> WORK REQUIRED
In the records below, pick out all lines containing the word "xlabel".

> ROWS
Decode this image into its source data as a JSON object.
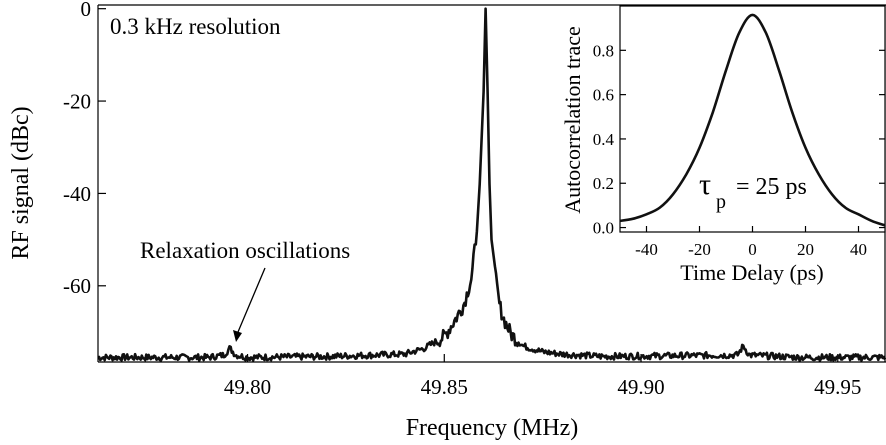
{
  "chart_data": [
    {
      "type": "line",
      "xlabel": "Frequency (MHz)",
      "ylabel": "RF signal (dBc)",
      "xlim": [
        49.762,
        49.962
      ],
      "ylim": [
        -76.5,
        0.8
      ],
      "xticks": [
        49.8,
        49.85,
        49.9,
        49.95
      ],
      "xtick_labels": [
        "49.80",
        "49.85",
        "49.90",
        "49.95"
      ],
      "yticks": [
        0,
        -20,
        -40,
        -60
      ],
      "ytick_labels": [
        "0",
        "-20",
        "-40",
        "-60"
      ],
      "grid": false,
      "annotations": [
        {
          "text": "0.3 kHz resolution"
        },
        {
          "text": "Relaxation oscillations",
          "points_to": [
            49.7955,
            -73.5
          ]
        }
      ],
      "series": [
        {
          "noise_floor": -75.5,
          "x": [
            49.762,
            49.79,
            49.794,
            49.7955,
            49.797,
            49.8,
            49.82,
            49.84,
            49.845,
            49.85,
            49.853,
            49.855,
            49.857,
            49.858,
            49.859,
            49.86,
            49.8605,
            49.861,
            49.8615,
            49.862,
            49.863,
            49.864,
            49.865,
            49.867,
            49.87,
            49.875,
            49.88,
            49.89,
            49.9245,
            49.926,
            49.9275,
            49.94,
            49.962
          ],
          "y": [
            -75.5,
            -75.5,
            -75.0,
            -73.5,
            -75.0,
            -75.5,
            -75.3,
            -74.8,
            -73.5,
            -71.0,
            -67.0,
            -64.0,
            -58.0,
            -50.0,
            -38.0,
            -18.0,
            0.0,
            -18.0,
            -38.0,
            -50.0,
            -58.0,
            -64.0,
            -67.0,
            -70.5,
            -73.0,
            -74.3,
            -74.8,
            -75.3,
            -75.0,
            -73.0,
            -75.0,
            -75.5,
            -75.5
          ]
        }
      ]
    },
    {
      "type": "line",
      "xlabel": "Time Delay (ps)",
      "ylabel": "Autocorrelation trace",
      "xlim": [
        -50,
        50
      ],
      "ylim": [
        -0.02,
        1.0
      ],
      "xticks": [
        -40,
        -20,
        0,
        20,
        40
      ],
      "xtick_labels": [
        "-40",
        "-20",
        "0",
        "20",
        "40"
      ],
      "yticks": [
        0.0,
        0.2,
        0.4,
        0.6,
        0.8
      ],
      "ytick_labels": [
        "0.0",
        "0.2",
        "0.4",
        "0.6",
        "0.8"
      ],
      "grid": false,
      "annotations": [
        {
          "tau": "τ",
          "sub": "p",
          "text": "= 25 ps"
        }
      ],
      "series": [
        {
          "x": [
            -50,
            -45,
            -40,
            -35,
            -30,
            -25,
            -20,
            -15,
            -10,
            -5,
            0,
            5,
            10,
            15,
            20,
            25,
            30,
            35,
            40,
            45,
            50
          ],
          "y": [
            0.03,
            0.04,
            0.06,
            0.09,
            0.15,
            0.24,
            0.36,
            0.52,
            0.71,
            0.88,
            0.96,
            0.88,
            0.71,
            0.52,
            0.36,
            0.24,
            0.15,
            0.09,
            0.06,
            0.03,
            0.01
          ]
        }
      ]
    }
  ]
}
--
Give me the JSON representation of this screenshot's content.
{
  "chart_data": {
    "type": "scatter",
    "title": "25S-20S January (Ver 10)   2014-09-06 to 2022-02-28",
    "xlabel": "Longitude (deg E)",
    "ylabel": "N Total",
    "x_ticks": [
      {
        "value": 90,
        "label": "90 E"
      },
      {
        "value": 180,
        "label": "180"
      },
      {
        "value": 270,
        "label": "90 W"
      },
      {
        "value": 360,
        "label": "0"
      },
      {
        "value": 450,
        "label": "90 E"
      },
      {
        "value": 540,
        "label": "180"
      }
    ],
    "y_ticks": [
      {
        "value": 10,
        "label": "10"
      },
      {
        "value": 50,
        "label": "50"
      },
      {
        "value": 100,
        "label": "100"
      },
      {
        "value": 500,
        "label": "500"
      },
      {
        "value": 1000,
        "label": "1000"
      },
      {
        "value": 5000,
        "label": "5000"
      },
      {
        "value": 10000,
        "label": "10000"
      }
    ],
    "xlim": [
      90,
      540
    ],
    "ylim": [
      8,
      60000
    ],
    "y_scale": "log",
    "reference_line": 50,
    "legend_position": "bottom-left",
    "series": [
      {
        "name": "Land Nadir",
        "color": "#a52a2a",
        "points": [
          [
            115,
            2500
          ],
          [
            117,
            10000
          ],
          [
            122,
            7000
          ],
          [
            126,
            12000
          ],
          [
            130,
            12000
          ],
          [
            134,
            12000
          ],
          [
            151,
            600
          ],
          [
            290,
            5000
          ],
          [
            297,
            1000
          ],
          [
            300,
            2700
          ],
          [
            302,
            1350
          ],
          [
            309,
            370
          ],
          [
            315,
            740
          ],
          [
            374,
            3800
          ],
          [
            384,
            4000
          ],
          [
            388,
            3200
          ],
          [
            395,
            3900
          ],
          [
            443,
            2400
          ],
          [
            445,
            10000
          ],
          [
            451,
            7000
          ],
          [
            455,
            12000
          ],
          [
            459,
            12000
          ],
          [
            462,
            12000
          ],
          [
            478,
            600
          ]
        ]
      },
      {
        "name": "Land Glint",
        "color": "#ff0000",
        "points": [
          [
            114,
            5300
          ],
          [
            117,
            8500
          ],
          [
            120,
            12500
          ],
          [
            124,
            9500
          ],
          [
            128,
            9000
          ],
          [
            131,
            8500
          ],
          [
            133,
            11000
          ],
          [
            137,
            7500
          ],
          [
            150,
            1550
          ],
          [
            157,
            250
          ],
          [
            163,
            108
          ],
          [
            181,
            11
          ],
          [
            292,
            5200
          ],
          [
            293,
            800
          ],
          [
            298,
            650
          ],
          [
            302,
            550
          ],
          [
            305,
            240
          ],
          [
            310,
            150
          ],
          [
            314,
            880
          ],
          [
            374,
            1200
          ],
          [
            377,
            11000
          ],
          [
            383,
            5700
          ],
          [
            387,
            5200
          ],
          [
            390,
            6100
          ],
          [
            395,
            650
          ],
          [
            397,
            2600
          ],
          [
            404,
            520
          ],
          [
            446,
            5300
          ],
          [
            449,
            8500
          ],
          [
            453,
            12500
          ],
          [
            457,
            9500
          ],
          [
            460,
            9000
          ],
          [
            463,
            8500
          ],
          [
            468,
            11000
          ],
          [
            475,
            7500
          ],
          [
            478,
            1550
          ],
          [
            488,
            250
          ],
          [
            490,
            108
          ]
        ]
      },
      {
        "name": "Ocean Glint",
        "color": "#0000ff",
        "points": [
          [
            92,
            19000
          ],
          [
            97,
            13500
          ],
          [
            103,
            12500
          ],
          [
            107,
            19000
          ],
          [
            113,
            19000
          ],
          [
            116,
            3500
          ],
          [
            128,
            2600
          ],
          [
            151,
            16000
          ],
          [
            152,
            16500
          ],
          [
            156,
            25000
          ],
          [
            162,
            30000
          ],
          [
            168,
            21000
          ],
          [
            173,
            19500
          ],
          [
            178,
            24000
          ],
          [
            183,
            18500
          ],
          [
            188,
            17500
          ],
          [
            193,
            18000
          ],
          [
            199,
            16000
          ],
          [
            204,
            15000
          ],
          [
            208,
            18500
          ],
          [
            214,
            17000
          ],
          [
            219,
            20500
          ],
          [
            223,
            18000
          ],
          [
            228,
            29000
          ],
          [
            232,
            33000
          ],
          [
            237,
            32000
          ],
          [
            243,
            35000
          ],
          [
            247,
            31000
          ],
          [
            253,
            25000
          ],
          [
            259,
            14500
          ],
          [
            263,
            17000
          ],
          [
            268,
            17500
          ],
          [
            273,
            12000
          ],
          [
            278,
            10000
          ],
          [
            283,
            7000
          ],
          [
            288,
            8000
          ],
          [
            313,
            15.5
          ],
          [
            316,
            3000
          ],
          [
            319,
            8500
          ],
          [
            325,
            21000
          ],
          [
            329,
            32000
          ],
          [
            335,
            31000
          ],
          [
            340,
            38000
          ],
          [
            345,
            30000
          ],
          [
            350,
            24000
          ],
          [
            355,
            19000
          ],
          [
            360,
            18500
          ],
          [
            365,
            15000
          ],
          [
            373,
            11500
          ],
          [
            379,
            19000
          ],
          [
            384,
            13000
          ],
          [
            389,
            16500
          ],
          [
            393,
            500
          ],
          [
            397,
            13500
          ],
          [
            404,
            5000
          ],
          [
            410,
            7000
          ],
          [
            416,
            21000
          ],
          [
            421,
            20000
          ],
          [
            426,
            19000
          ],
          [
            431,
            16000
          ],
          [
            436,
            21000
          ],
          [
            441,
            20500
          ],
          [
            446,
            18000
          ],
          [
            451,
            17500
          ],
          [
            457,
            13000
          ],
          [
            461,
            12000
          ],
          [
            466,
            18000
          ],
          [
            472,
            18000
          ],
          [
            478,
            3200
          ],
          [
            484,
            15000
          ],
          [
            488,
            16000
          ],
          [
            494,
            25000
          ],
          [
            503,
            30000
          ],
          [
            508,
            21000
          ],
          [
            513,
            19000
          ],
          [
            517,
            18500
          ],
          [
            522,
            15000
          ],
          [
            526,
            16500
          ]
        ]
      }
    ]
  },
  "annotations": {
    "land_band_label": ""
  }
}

> EXERCISE SOLUTION
      "xlabel": "Frequency (MHz)",
      "xlabel": "Time Delay (ps)",
    "xlabel": "Longitude (deg E)",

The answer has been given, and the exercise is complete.